TEXT SECTION:

An introduction to the Delivery phase
Introduction
Whether you call it “implementation”, “production”, “distribution” or simply “sales”, all offerings have one thing in common: they must be delivered to customers. And whether you’re working in the public or private sector, delivery is a complex endeavor. That’s because, while a product or service might be well-researched, well-designed, and well-tested, the moment it hits the real world, it starts to change.
Almost no business seeks to create value for only a short while. What’s why short term, go-to-market (GTM), launch, or minimum viable product (MVP) strategies are so limiting. These strategies are great to get your work into the world, but if your purpose is to launch and then deliver value for longer than a few fiscal quarters, the overall strategy has to be more evolved than just putting product on the shelves.
It needs to be systemized, measurable, iterable, and drive down costs over time while increasing overall value to the parent organization. And that requires a longer timeline than just launch and a few fiscal quarters. That’s why this Delivery Guide is broken down into four parts:
- Training
- Marketing
- Launching
- Sustaining
Training and marketing are crucial steps prior to launch. Then, once you launch, delivery becomes the job, and remains so for as long as your product, program, service, or system operates in the world. Iterate it, evolve it, update it, yes, but until you or another team sunsets it, delivering to the customer is the job.

MATERIAL PROVIDED:
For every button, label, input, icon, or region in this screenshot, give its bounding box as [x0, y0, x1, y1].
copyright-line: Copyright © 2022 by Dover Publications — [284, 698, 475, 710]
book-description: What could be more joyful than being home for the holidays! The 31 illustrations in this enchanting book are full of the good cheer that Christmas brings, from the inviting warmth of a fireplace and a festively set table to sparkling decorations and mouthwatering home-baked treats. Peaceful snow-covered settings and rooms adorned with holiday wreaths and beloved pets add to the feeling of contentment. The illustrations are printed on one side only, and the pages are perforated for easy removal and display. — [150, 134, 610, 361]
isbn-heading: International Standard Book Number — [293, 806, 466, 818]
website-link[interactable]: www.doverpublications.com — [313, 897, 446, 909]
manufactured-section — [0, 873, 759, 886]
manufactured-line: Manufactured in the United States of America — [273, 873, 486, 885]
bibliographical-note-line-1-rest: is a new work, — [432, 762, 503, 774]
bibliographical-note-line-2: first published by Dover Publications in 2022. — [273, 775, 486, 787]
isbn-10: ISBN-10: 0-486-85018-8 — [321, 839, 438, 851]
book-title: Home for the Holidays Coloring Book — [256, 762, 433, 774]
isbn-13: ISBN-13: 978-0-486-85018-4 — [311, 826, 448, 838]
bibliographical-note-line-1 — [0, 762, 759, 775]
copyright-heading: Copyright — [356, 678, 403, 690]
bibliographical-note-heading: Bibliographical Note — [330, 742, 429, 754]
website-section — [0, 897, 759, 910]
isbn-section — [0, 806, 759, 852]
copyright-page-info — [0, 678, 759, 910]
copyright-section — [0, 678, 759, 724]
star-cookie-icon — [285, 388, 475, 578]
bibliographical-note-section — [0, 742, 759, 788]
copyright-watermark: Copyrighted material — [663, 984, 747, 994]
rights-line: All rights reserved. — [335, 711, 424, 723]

WHAT YOU WILL DO:
1. List the four parts of the Delivery Guide named in the Delivery phase introduction.
2. In the Delivery phase introduction, repeat the passage from "An introduction to" to "on the shelves." word for word.

RESPONSES IN ORDER:
1.
- Training
- Marketing
- Launching
- Sustaining

2.
An introduction to the Delivery phase
Introduction
Whether you call it “implementation”, “production”, “distribution” or simply “sales”, all offerings have one thing in common: they must be delivered to customers. And whether you’re working in the public or private sector, delivery is a complex endeavor. That’s because, while a product or service might be well-researched, well-designed, and well-tested, the moment it hits the real world, it starts to change.
Almost no business seeks to create value for only a short while. What’s why short term, go-to-market (GTM), launch, or minimum viable product (MVP) strategies are so limiting. These strategies are great to get your work into the world, but if your purpose is to launch and then deliver value for longer than a few fiscal quarters, the overall strategy has to be more evolved than just putting product on the shelves.